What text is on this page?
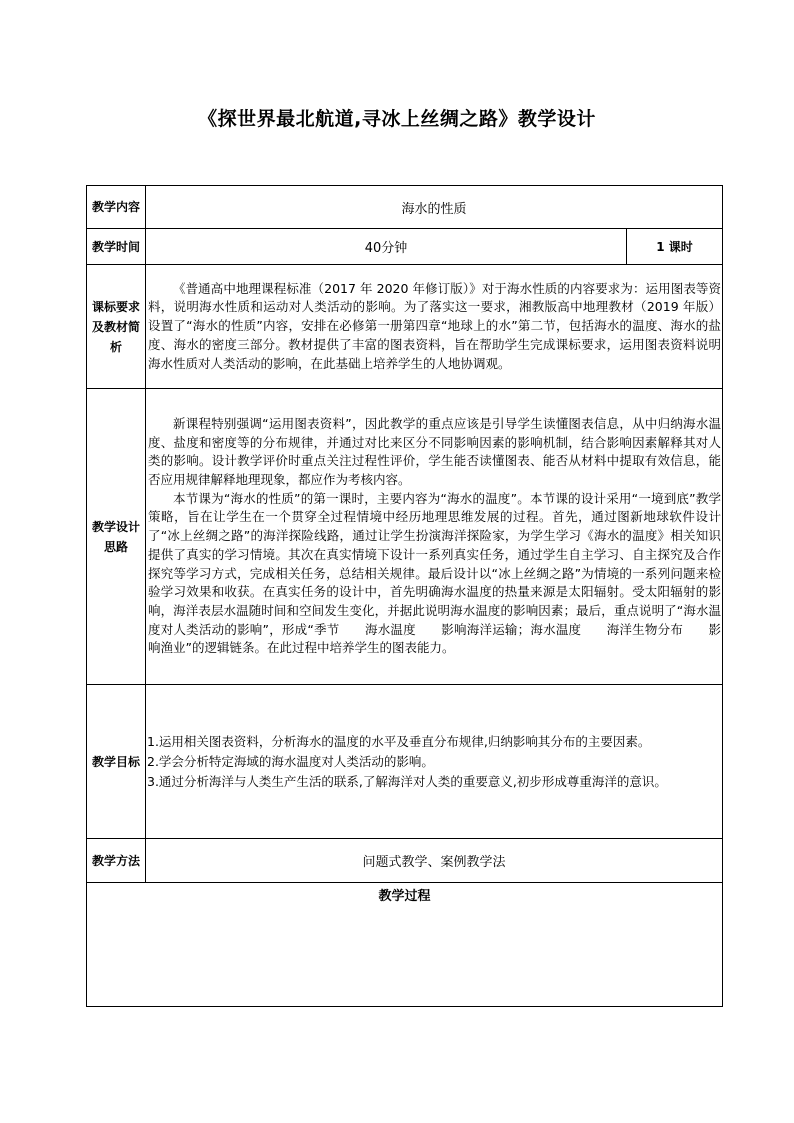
《探世界最北航道,寻冰上丝绸之路》教学设计
教学内容	海水的性质	
教学时间	40分钟	1 课时
课标要求及教材简析	《普通高中地理课程标准（2017 年 2020 年修订版）》对于海水性质的内容要求为：运用图表等资料，说明海水性质和运动对人类活动的影响。为了落实这一要求，湘教版高中地理教材（2019 年版）设置了“海水的性质”内容，安排在必修第一册第四章“地球上的水”第二节，包括海水的温度、海水的盐度、海水的密度三部分。教材提供了丰富的图表资料，旨在帮助学生完成课标要求，运用图表资料说明海水性质对人类活动的影响，在此基础上培养学生的人地协调观。	

教学设计思路	新课程特别强调“运用图表资料”，因此教学的重点应该是引导学生读懂图表信息，从中归纳海水温度、盐度和密度等的分布规律，并通过对比来区分不同影响因素的影响机制，结合影响因素解释其对人类的影响。设计教学评价时重点关注过程性评价，学生能否读懂图表、能否从材料中提取有效信息，能否应用规律解释地理现象，都应作为考核内容。

本节课为“海水的性质”的第一课时，主要内容为“海水的温度”。本节课的设计采用“一境到底”教学策略，旨在让学生在一个贯穿全过程情境中经历地理思维发展的过程。首先，通过图新地球软件设计了“冰上丝绸之路”的海洋探险线路，通过让学生扮演海洋探险家，为学生学习《海水的温度》相关知识提供了真实的学习情境。其次在真实情境下设计一系列真实任务，通过学生自主学习、自主探究及合作探究等学习方式，完成相关任务，总结相关规律。最后设计以“冰上丝绸之路”为情境的一系列问题来检验学习效果和收获。在真实任务的设计中，首先明确海水温度的热量来源是太阳辐射。受太阳辐射的影响，海洋表层水温随时间和空间发生变化，并据此说明海水温度的影响因素；最后，重点说明了“海水温度对人类活动的影响”，形成“季节　　海水温度　　影响海洋运输；海水温度　　海洋生物分布　　影响渔业”的逻辑链条。在此过程中培养学生的图表能力。	

教学目标	1.运用相关图表资料，分析海水的温度的水平及垂直分布规律,归纳影响其分布的主要因素。

2.学会分析特定海域的海水温度对人类活动的影响。

3.通过分析海洋与人类生产生活的联系,了解海洋对人类的重要意义,初步形成尊重海洋的意识。	

教学方法	问题式教学、案例教学法	

教学过程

--

• _Problem requirements_
Only a number is wanted: how many lines contain "海水的性质"?

• _Task solution_
3